**TASK DIRECTIONS:** Skip the images and copy each record exactly as written.

────────────────

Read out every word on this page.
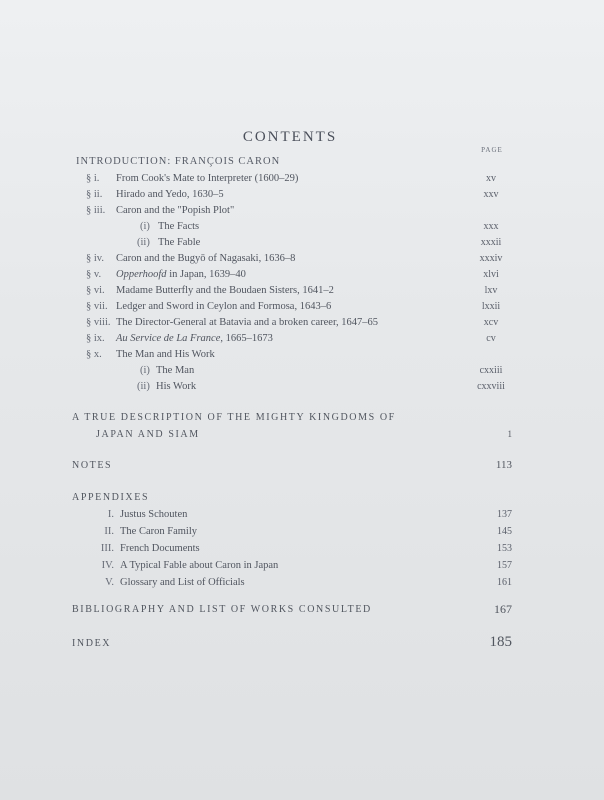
CONTENTS
PAGE
INTRODUCTION: FRANÇOIS CARON
§ i. From Cook's Mate to Interpreter (1600–29)	xv
§ ii. Hirado and Yedo, 1630–5	xxv
§ iii. Caron and the "Popish Plot"
(i) The Facts	xxx
(ii) The Fable	xxxii
§ iv. Caron and the Bugyō of Nagasaki, 1636–8	xxxiv
§ v. Opperhoofd in Japan, 1639–40	xlvi
§ vi. Madame Butterfly and the Boudaen Sisters, 1641–2	lxv
§ vii. Ledger and Sword in Ceylon and Formosa, 1643–6	lxxii
§ viii. The Director-General at Batavia and a broken career, 1647–65	xcv
§ ix. Au Service de La France, 1665–1673	cv
§ x. The Man and His Work
(i) The Man	cxxiii
(ii) His Work	cxxviii
A TRUE DESCRIPTION OF THE MIGHTY KINGDOMS OF
JAPAN AND SIAM	1
NOTES	113
APPENDIXES
I. Justus Schouten	137
II. The Caron Family	145
III. French Documents	153
IV. A Typical Fable about Caron in Japan	157
V. Glossary and List of Officials	161
BIBLIOGRAPHY AND LIST OF WORKS CONSULTED	167
INDEX	185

────────────────

**COMPLETED TASK:**
Read out every word on this page.
CONTENTS
PAGE
INTRODUCTION: FRANÇOIS CARON
§ i. From Cook's Mate to Interpreter (1600–29)	xv
§ ii. Hirado and Yedo, 1630–5	xxv
§ iii. Caron and the "Popish Plot"
(i) The Facts	xxx
(ii) The Fable	xxxii
§ iv. Caron and the Bugyō of Nagasaki, 1636–8	xxxiv
§ v. Opperhoofd in Japan, 1639–40	xlvi
§ vi. Madame Butterfly and the Boudaen Sisters, 1641–2	lxv
§ vii. Ledger and Sword in Ceylon and Formosa, 1643–6	lxxii
§ viii. The Director-General at Batavia and a broken career, 1647–65	xcv
§ ix. Au Service de La France, 1665–1673	cv
§ x. The Man and His Work
(i) The Man	cxxiii
(ii) His Work	cxxviii
A TRUE DESCRIPTION OF THE MIGHTY KINGDOMS OF
JAPAN AND SIAM	1
NOTES	113
APPENDIXES
I. Justus Schouten	137
II. The Caron Family	145
III. French Documents	153
IV. A Typical Fable about Caron in Japan	157
V. Glossary and List of Officials	161
BIBLIOGRAPHY AND LIST OF WORKS CONSULTED	167
INDEX	185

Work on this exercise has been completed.